• GIVEN INSTRUCTION:
Give all of the lines again, with nothing added or dropped.
*** INPUT ROWS
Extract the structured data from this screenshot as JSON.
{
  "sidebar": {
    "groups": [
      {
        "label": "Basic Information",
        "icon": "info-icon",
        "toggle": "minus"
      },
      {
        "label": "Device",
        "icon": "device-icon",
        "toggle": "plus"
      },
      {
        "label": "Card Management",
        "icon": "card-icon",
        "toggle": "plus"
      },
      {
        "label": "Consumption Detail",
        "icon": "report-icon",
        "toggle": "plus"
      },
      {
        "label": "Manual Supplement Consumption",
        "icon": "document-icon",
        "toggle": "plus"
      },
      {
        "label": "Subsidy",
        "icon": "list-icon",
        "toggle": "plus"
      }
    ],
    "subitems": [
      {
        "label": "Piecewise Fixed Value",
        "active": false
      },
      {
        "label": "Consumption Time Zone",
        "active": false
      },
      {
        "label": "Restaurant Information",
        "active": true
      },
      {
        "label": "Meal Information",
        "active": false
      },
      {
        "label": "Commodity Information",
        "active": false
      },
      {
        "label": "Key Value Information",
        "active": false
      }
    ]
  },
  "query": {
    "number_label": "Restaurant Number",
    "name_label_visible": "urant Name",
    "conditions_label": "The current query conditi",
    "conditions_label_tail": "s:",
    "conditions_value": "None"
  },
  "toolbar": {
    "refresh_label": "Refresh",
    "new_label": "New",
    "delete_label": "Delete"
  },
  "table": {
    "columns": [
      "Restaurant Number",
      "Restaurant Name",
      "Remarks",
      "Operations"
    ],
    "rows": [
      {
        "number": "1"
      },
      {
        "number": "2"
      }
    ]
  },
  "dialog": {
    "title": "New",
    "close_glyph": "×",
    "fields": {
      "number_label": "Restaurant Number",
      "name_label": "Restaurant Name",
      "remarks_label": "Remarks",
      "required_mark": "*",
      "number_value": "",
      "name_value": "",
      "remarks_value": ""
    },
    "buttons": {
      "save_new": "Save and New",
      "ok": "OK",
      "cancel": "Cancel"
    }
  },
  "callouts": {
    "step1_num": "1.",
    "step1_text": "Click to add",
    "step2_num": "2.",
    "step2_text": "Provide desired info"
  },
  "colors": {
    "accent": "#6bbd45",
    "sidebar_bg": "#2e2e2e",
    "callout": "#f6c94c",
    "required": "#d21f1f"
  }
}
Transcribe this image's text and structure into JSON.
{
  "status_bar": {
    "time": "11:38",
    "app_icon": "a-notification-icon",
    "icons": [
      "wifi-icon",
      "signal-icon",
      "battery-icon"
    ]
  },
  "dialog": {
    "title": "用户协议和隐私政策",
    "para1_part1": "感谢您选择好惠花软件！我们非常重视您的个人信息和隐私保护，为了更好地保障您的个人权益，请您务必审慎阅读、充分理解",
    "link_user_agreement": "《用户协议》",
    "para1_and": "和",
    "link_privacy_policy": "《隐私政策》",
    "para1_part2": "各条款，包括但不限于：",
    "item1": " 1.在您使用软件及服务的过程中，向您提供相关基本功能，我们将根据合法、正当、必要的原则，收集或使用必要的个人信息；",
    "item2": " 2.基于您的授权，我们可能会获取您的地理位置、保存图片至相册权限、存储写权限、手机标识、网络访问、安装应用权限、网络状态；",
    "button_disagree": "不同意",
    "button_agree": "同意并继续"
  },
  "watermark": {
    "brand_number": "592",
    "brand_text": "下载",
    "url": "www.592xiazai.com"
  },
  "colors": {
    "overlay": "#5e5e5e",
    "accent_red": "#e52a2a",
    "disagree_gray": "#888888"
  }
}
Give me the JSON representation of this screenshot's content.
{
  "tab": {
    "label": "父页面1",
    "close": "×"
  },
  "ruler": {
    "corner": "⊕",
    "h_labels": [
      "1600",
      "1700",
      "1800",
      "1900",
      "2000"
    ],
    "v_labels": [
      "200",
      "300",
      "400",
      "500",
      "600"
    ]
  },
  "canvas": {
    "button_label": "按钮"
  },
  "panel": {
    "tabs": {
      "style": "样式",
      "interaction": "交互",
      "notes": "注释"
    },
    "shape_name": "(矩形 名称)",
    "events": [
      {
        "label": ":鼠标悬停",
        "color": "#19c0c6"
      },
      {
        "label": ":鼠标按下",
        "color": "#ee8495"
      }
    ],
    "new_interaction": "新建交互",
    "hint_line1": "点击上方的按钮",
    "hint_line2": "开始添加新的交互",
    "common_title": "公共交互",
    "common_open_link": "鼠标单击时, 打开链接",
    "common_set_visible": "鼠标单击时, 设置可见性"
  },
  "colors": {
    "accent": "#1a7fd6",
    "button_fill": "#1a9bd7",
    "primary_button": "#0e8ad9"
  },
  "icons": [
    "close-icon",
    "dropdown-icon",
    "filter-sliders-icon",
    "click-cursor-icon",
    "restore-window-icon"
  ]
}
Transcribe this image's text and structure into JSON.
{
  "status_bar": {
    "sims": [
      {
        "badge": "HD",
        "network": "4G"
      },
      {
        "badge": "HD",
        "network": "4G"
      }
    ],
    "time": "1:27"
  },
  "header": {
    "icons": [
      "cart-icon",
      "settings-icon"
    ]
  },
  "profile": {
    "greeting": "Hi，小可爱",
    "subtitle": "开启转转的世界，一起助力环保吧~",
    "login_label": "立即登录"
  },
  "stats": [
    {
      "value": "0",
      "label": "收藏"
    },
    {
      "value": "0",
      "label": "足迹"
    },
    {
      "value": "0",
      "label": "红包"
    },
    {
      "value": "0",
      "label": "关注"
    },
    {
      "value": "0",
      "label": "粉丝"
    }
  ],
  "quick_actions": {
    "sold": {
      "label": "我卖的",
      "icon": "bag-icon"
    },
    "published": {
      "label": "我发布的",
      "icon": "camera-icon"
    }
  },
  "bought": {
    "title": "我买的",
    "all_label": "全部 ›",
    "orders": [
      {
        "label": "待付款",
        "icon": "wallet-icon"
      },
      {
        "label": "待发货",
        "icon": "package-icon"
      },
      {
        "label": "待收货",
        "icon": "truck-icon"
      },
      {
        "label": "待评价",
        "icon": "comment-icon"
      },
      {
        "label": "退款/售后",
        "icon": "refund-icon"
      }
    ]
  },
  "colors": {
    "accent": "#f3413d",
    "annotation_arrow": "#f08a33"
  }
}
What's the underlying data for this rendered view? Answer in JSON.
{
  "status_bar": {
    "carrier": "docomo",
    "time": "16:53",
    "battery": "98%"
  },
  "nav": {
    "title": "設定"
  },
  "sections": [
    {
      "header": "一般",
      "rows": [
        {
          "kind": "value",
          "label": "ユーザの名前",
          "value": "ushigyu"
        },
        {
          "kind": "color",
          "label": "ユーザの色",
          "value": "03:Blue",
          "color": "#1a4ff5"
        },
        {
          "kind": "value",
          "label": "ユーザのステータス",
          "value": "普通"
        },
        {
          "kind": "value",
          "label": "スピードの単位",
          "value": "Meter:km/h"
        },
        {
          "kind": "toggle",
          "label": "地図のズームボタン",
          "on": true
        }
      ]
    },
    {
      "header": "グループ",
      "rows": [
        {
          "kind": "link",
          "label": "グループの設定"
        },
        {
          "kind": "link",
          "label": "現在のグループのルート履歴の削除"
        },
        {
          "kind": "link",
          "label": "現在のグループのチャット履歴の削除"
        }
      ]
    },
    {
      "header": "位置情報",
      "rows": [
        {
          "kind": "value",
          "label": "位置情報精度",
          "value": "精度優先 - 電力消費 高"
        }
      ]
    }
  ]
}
******
• WRITTEN RESPONSE:
Extract the structured data from this screenshot as JSON.
{
  "sidebar": {
    "groups": [
      {
        "label": "Basic Information",
        "icon": "info-icon",
        "toggle": "minus"
      },
      {
        "label": "Device",
        "icon": "device-icon",
        "toggle": "plus"
      },
      {
        "label": "Card Management",
        "icon": "card-icon",
        "toggle": "plus"
      },
      {
        "label": "Consumption Detail",
        "icon": "report-icon",
        "toggle": "plus"
      },
      {
        "label": "Manual Supplement Consumption",
        "icon": "document-icon",
        "toggle": "plus"
      },
      {
        "label": "Subsidy",
        "icon": "list-icon",
        "toggle": "plus"
      }
    ],
    "subitems": [
      {
        "label": "Piecewise Fixed Value",
        "active": false
      },
      {
        "label": "Consumption Time Zone",
        "active": false
      },
      {
        "label": "Restaurant Information",
        "active": true
      },
      {
        "label": "Meal Information",
        "active": false
      },
      {
        "label": "Commodity Information",
        "active": false
      },
      {
        "label": "Key Value Information",
        "active": false
      }
    ]
  },
  "query": {
    "number_label": "Restaurant Number",
    "name_label_visible": "urant Name",
    "conditions_label": "The current query conditi",
    "conditions_label_tail": "s:",
    "conditions_value": "None"
  },
  "toolbar": {
    "refresh_label": "Refresh",
    "new_label": "New",
    "delete_label": "Delete"
  },
  "table": {
    "columns": [
      "Restaurant Number",
      "Restaurant Name",
      "Remarks",
      "Operations"
    ],
    "rows": [
      {
        "number": "1"
      },
      {
        "number": "2"
      }
    ]
  },
  "dialog": {
    "title": "New",
    "close_glyph": "×",
    "fields": {
      "number_label": "Restaurant Number",
      "name_label": "Restaurant Name",
      "remarks_label": "Remarks",
      "required_mark": "*",
      "number_value": "",
      "name_value": "",
      "remarks_value": ""
    },
    "buttons": {
      "save_new": "Save and New",
      "ok": "OK",
      "cancel": "Cancel"
    }
  },
  "callouts": {
    "step1_num": "1.",
    "step1_text": "Click to add",
    "step2_num": "2.",
    "step2_text": "Provide desired info"
  },
  "colors": {
    "accent": "#6bbd45",
    "sidebar_bg": "#2e2e2e",
    "callout": "#f6c94c",
    "required": "#d21f1f"
  }
}
Transcribe this image's text and structure into JSON.
{
  "status_bar": {
    "time": "11:38",
    "app_icon": "a-notification-icon",
    "icons": [
      "wifi-icon",
      "signal-icon",
      "battery-icon"
    ]
  },
  "dialog": {
    "title": "用户协议和隐私政策",
    "para1_part1": "感谢您选择好惠花软件！我们非常重视您的个人信息和隐私保护，为了更好地保障您的个人权益，请您务必审慎阅读、充分理解",
    "link_user_agreement": "《用户协议》",
    "para1_and": "和",
    "link_privacy_policy": "《隐私政策》",
    "para1_part2": "各条款，包括但不限于：",
    "item1": " 1.在您使用软件及服务的过程中，向您提供相关基本功能，我们将根据合法、正当、必要的原则，收集或使用必要的个人信息；",
    "item2": " 2.基于您的授权，我们可能会获取您的地理位置、保存图片至相册权限、存储写权限、手机标识、网络访问、安装应用权限、网络状态；",
    "button_disagree": "不同意",
    "button_agree": "同意并继续"
  },
  "watermark": {
    "brand_number": "592",
    "brand_text": "下载",
    "url": "www.592xiazai.com"
  },
  "colors": {
    "overlay": "#5e5e5e",
    "accent_red": "#e52a2a",
    "disagree_gray": "#888888"
  }
}
Give me the JSON representation of this screenshot's content.
{
  "tab": {
    "label": "父页面1",
    "close": "×"
  },
  "ruler": {
    "corner": "⊕",
    "h_labels": [
      "1600",
      "1700",
      "1800",
      "1900",
      "2000"
    ],
    "v_labels": [
      "200",
      "300",
      "400",
      "500",
      "600"
    ]
  },
  "canvas": {
    "button_label": "按钮"
  },
  "panel": {
    "tabs": {
      "style": "样式",
      "interaction": "交互",
      "notes": "注释"
    },
    "shape_name": "(矩形 名称)",
    "events": [
      {
        "label": ":鼠标悬停",
        "color": "#19c0c6"
      },
      {
        "label": ":鼠标按下",
        "color": "#ee8495"
      }
    ],
    "new_interaction": "新建交互",
    "hint_line1": "点击上方的按钮",
    "hint_line2": "开始添加新的交互",
    "common_title": "公共交互",
    "common_open_link": "鼠标单击时, 打开链接",
    "common_set_visible": "鼠标单击时, 设置可见性"
  },
  "colors": {
    "accent": "#1a7fd6",
    "button_fill": "#1a9bd7",
    "primary_button": "#0e8ad9"
  },
  "icons": [
    "close-icon",
    "dropdown-icon",
    "filter-sliders-icon",
    "click-cursor-icon",
    "restore-window-icon"
  ]
}
Transcribe this image's text and structure into JSON.
{
  "status_bar": {
    "sims": [
      {
        "badge": "HD",
        "network": "4G"
      },
      {
        "badge": "HD",
        "network": "4G"
      }
    ],
    "time": "1:27"
  },
  "header": {
    "icons": [
      "cart-icon",
      "settings-icon"
    ]
  },
  "profile": {
    "greeting": "Hi，小可爱",
    "subtitle": "开启转转的世界，一起助力环保吧~",
    "login_label": "立即登录"
  },
  "stats": [
    {
      "value": "0",
      "label": "收藏"
    },
    {
      "value": "0",
      "label": "足迹"
    },
    {
      "value": "0",
      "label": "红包"
    },
    {
      "value": "0",
      "label": "关注"
    },
    {
      "value": "0",
      "label": "粉丝"
    }
  ],
  "quick_actions": {
    "sold": {
      "label": "我卖的",
      "icon": "bag-icon"
    },
    "published": {
      "label": "我发布的",
      "icon": "camera-icon"
    }
  },
  "bought": {
    "title": "我买的",
    "all_label": "全部 ›",
    "orders": [
      {
        "label": "待付款",
        "icon": "wallet-icon"
      },
      {
        "label": "待发货",
        "icon": "package-icon"
      },
      {
        "label": "待收货",
        "icon": "truck-icon"
      },
      {
        "label": "待评价",
        "icon": "comment-icon"
      },
      {
        "label": "退款/售后",
        "icon": "refund-icon"
      }
    ]
  },
  "colors": {
    "accent": "#f3413d",
    "annotation_arrow": "#f08a33"
  }
}
What's the underlying data for this rendered view? Answer in JSON.
{
  "status_bar": {
    "carrier": "docomo",
    "time": "16:53",
    "battery": "98%"
  },
  "nav": {
    "title": "設定"
  },
  "sections": [
    {
      "header": "一般",
      "rows": [
        {
          "kind": "value",
          "label": "ユーザの名前",
          "value": "ushigyu"
        },
        {
          "kind": "color",
          "label": "ユーザの色",
          "value": "03:Blue",
          "color": "#1a4ff5"
        },
        {
          "kind": "value",
          "label": "ユーザのステータス",
          "value": "普通"
        },
        {
          "kind": "value",
          "label": "スピードの単位",
          "value": "Meter:km/h"
        },
        {
          "kind": "toggle",
          "label": "地図のズームボタン",
          "on": true
        }
      ]
    },
    {
      "header": "グループ",
      "rows": [
        {
          "kind": "link",
          "label": "グループの設定"
        },
        {
          "kind": "link",
          "label": "現在のグループのルート履歴の削除"
        },
        {
          "kind": "link",
          "label": "現在のグループのチャット履歴の削除"
        }
      ]
    },
    {
      "header": "位置情報",
      "rows": [
        {
          "kind": "value",
          "label": "位置情報精度",
          "value": "精度優先 - 電力消費 高"
        }
      ]
    }
  ]
}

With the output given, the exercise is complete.